> **Objective**
Find and return each line containing "судебных".

-- Data supplied start --

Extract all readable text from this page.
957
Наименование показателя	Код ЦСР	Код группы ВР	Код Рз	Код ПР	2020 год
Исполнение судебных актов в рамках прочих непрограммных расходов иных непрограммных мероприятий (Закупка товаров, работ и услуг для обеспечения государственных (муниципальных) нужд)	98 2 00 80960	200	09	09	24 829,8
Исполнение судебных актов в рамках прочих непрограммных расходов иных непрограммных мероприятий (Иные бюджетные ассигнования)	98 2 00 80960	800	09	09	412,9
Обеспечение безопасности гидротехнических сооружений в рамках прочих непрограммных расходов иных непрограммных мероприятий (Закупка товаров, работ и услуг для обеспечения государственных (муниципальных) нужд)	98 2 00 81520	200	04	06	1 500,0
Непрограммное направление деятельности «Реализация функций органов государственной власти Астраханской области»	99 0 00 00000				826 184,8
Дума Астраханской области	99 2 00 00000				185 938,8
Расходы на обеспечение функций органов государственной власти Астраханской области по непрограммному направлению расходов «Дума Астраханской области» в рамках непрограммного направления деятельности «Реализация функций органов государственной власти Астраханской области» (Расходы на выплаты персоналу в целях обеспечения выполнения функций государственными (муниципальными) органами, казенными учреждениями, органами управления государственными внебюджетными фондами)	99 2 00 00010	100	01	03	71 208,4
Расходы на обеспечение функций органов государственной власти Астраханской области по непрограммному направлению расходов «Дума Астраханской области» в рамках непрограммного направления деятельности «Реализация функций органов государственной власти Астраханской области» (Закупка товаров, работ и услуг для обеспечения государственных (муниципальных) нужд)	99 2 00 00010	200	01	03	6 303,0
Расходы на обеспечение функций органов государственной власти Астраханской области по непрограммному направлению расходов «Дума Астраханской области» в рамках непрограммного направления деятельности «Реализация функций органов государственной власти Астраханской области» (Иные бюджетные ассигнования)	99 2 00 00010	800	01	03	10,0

-- Data supplied end --

> **Solution to this problem**
Исполнение судебных актов в рамках прочих непрограммных расходов иных непрограммных мероприятий (Закупка товаров, работ и услуг для обеспечения государственных (муниципальных) нужд)	98 2 00 80960	200	09	09	24 829,8
Исполнение судебных актов в рамках прочих непрограммных расходов иных непрограммных мероприятий (Иные бюджетные ассигнования)	98 2 00 80960	800	09	09	412,9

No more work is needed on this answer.